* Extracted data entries
** begin **

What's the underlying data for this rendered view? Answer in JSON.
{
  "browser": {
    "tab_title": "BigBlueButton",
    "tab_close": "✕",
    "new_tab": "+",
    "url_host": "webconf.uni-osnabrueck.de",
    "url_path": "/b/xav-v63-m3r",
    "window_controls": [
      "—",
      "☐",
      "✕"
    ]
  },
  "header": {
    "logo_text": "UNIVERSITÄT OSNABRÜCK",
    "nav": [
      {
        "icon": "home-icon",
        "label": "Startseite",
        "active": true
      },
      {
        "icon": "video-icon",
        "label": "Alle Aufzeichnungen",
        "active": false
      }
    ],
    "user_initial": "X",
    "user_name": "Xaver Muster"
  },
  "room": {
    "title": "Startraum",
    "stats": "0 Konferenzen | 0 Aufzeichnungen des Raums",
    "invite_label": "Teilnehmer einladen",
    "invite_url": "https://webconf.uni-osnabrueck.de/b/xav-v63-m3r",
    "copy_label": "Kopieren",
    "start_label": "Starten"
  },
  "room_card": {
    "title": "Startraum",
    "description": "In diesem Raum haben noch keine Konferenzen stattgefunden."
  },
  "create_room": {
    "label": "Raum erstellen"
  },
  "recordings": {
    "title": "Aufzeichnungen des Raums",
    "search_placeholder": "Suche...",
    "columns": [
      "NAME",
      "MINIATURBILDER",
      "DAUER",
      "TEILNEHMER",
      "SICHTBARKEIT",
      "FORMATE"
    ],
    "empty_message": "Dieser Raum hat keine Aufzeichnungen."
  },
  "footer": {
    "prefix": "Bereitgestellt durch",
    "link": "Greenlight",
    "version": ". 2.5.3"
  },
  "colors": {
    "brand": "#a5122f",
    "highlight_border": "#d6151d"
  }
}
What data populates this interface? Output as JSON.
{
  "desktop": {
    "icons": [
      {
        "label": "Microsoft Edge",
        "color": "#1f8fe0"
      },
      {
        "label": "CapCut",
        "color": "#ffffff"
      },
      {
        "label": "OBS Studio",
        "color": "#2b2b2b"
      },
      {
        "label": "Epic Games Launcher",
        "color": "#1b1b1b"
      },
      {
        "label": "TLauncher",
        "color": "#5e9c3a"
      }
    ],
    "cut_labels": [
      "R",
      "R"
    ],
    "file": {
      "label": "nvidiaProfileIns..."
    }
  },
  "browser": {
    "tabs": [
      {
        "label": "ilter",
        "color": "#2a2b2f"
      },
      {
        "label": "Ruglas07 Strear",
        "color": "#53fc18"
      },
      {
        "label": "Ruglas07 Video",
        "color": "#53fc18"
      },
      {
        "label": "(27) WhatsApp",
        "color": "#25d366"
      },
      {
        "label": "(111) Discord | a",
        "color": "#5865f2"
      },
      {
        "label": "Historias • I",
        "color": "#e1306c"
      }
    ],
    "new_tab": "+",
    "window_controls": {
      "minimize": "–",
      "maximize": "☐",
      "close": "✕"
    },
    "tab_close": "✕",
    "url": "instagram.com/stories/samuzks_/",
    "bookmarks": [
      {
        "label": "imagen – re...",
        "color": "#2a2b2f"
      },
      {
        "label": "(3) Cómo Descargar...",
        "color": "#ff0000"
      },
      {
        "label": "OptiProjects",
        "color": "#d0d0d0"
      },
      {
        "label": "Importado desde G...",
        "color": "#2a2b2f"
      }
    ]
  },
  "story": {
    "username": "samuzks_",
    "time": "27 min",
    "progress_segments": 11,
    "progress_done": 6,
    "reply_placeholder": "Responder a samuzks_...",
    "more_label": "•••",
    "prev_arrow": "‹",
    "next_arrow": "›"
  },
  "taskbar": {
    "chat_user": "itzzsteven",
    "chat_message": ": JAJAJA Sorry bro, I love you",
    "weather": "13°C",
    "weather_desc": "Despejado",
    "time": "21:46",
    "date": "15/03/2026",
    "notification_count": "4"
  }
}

** end **

* To be done
Reproduce each line holding the word "Konferenzen".

* Correct result
    "stats": "0 Konferenzen | 0 Aufzeichnungen des Raums",
    "description": "In diesem Raum haben noch keine Konferenzen stattgefunden."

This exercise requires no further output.